# [Problem requirements]
All lines in which the word "data" occurs are to be extracted.
========================================
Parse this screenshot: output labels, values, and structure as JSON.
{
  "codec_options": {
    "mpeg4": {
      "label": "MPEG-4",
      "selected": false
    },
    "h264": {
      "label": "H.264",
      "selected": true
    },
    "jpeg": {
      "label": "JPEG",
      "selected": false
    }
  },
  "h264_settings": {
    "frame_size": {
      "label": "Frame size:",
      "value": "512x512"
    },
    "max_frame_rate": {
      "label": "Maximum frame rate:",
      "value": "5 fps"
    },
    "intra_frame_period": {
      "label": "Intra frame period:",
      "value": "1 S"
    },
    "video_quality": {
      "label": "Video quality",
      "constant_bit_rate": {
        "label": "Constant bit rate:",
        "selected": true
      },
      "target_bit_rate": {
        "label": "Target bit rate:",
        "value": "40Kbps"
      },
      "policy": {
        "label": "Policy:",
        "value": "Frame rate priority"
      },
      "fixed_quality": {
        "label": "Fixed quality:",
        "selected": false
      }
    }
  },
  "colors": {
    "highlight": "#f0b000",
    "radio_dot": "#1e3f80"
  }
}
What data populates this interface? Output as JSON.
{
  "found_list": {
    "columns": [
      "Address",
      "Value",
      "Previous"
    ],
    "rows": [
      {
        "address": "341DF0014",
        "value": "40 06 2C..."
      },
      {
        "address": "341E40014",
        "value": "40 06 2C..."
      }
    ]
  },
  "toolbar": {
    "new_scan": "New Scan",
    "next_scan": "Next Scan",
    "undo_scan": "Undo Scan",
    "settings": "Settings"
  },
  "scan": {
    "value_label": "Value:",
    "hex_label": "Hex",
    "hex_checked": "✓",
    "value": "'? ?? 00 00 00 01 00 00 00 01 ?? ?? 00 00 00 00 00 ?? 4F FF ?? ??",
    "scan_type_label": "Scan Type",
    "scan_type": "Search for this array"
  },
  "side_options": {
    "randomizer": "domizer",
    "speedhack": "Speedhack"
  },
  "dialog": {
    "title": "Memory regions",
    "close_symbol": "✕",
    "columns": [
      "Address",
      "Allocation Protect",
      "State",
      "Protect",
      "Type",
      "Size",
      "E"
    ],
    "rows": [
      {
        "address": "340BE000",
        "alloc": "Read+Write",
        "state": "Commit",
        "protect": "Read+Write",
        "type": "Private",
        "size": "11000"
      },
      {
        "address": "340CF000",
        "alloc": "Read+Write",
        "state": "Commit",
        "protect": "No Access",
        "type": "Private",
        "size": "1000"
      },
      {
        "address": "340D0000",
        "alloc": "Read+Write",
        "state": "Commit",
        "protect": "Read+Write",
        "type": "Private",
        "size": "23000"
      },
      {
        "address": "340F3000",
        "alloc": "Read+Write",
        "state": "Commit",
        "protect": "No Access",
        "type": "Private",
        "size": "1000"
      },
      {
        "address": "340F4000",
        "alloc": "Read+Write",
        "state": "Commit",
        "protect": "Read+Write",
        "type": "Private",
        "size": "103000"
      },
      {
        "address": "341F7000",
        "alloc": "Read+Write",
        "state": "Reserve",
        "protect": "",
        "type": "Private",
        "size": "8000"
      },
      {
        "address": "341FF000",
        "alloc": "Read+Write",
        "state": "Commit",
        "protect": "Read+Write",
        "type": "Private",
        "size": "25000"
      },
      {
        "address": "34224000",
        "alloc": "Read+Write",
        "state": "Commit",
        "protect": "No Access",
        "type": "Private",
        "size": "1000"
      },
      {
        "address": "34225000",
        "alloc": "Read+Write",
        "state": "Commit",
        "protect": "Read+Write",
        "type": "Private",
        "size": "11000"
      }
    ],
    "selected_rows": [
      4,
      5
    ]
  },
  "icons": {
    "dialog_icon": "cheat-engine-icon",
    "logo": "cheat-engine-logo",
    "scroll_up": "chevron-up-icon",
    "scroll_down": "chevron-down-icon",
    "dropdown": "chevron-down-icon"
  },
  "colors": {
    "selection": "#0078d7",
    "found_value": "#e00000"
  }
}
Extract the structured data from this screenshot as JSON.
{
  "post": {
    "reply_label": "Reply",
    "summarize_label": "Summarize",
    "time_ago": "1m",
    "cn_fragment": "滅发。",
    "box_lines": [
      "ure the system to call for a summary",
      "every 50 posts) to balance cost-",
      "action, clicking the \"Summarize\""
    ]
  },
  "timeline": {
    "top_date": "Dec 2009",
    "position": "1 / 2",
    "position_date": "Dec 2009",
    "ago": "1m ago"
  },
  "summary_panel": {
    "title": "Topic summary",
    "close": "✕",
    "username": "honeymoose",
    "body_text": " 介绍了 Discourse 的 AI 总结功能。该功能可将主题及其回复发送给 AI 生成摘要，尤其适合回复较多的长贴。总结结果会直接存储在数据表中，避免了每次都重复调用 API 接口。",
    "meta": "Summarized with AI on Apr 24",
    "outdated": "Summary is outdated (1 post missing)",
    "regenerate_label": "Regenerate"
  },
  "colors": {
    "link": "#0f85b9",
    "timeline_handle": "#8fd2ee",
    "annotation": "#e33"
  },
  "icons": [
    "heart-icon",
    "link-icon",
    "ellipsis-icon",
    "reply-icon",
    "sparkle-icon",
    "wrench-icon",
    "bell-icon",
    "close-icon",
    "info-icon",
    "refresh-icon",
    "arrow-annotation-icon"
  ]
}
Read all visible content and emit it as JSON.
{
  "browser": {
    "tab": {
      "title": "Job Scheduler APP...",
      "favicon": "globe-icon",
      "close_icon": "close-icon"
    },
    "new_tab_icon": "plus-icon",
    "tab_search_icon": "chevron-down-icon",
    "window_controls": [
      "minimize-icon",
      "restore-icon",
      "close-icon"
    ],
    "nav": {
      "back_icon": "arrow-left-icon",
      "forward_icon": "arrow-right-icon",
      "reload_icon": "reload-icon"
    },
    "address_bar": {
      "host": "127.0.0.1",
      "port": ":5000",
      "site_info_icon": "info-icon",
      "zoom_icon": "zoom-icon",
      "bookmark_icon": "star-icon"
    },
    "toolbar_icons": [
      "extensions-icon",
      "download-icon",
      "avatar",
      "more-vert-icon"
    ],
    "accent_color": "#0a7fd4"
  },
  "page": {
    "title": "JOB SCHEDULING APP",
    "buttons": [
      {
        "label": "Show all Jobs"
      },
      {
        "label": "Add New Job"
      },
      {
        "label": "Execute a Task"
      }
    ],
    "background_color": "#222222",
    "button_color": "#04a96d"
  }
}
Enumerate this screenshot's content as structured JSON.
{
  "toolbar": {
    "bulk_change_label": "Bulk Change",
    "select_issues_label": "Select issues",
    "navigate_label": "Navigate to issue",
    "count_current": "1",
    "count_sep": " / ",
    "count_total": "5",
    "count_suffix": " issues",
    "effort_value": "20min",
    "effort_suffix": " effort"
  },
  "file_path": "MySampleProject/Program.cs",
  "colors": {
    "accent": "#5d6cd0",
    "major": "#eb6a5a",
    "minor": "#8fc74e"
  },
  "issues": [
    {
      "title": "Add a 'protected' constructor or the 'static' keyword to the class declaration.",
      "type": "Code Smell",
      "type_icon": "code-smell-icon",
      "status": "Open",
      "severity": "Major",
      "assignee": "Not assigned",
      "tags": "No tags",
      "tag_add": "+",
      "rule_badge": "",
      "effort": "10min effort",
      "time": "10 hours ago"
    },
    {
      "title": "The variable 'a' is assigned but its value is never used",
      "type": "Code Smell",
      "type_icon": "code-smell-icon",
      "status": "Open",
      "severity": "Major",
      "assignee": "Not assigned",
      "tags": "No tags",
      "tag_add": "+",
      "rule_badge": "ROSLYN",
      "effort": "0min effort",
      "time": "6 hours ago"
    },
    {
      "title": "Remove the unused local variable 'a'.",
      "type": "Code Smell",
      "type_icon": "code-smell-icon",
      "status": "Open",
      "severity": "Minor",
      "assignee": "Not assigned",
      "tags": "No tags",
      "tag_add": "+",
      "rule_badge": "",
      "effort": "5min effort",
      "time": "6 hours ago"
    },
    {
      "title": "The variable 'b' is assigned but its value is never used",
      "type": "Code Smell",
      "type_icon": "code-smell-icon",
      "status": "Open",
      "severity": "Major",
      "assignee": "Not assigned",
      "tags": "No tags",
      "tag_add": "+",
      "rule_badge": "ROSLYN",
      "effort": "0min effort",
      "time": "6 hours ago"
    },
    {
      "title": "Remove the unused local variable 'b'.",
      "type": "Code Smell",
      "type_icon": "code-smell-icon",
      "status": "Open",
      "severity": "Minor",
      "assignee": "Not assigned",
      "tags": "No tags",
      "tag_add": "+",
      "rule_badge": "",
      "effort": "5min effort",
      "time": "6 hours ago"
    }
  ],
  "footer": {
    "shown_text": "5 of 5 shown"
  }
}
========================================
# [Response]
What data populates this interface? Output as JSON.
Extract the structured data from this screenshot as JSON.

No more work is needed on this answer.